## Data in this exercise
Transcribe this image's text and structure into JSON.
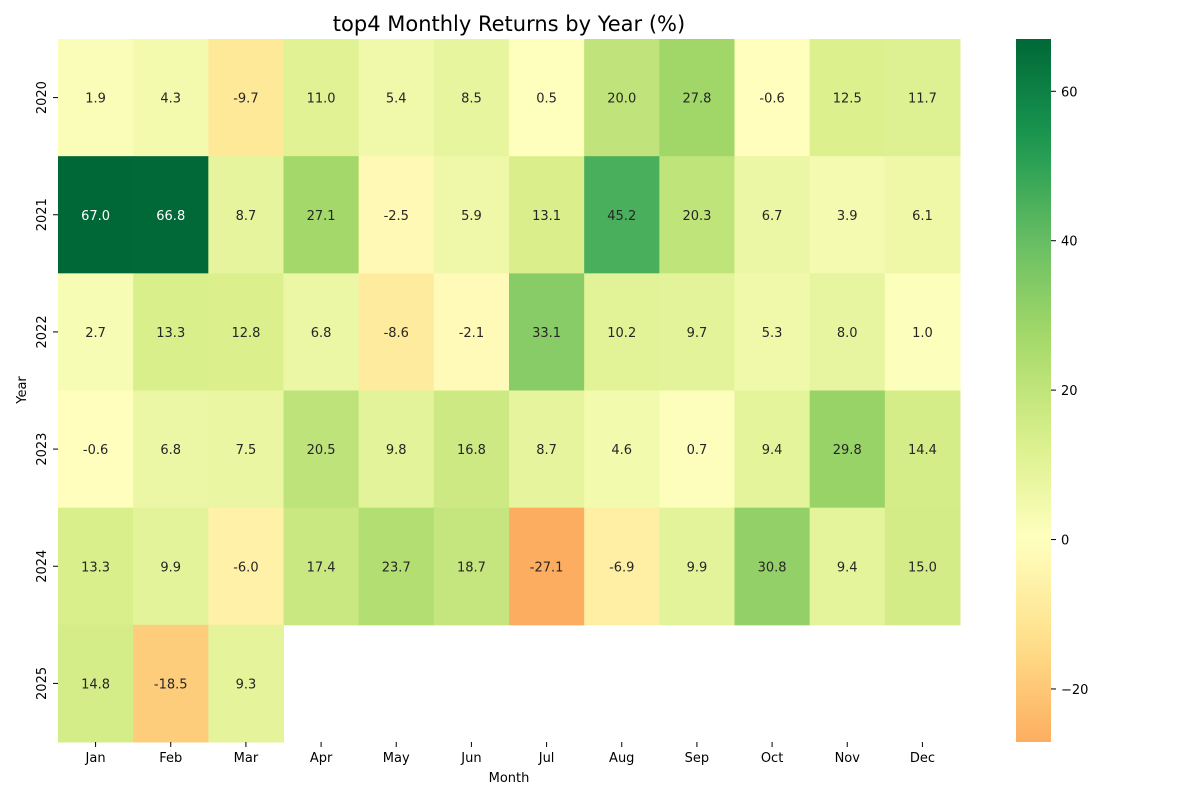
{
  "chart_data": {
    "type": "heatmap",
    "title": "top4 Monthly Returns by Year (%)",
    "xlabel": "Month",
    "ylabel": "Year",
    "x_categories": [
      "Jan",
      "Feb",
      "Mar",
      "Apr",
      "May",
      "Jun",
      "Jul",
      "Aug",
      "Sep",
      "Oct",
      "Nov",
      "Dec"
    ],
    "y_categories": [
      "2020",
      "2021",
      "2022",
      "2023",
      "2024",
      "2025"
    ],
    "values": [
      [
        1.9,
        4.3,
        -9.7,
        11.0,
        5.4,
        8.5,
        0.5,
        20.0,
        27.8,
        -0.6,
        12.5,
        11.7
      ],
      [
        67.0,
        66.8,
        8.7,
        27.1,
        -2.5,
        5.9,
        13.1,
        45.2,
        20.3,
        6.7,
        3.9,
        6.1
      ],
      [
        2.7,
        13.3,
        12.8,
        6.8,
        -8.6,
        -2.1,
        33.1,
        10.2,
        9.7,
        5.3,
        8.0,
        1.0
      ],
      [
        -0.6,
        6.8,
        7.5,
        20.5,
        9.8,
        16.8,
        8.7,
        4.6,
        0.7,
        9.4,
        29.8,
        14.4
      ],
      [
        13.3,
        9.9,
        -6.0,
        17.4,
        23.7,
        18.7,
        -27.1,
        -6.9,
        9.9,
        30.8,
        9.4,
        15.0
      ],
      [
        14.8,
        -18.5,
        9.3,
        null,
        null,
        null,
        null,
        null,
        null,
        null,
        null,
        null
      ]
    ],
    "colormap": "RdYlGn",
    "center": 0,
    "vmin": -27.1,
    "vmax": 67.0,
    "colorbar": {
      "ticks": [
        -20,
        0,
        20,
        40,
        60
      ],
      "tick_labels": [
        "−20",
        "0",
        "20",
        "40",
        "60"
      ]
    }
  }
}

## The problem
Whenever "Year" turns up in a line, pick that line out.

## Exercise answer
    "title": "top4 Monthly Returns by Year (%)",
    "ylabel": "Year",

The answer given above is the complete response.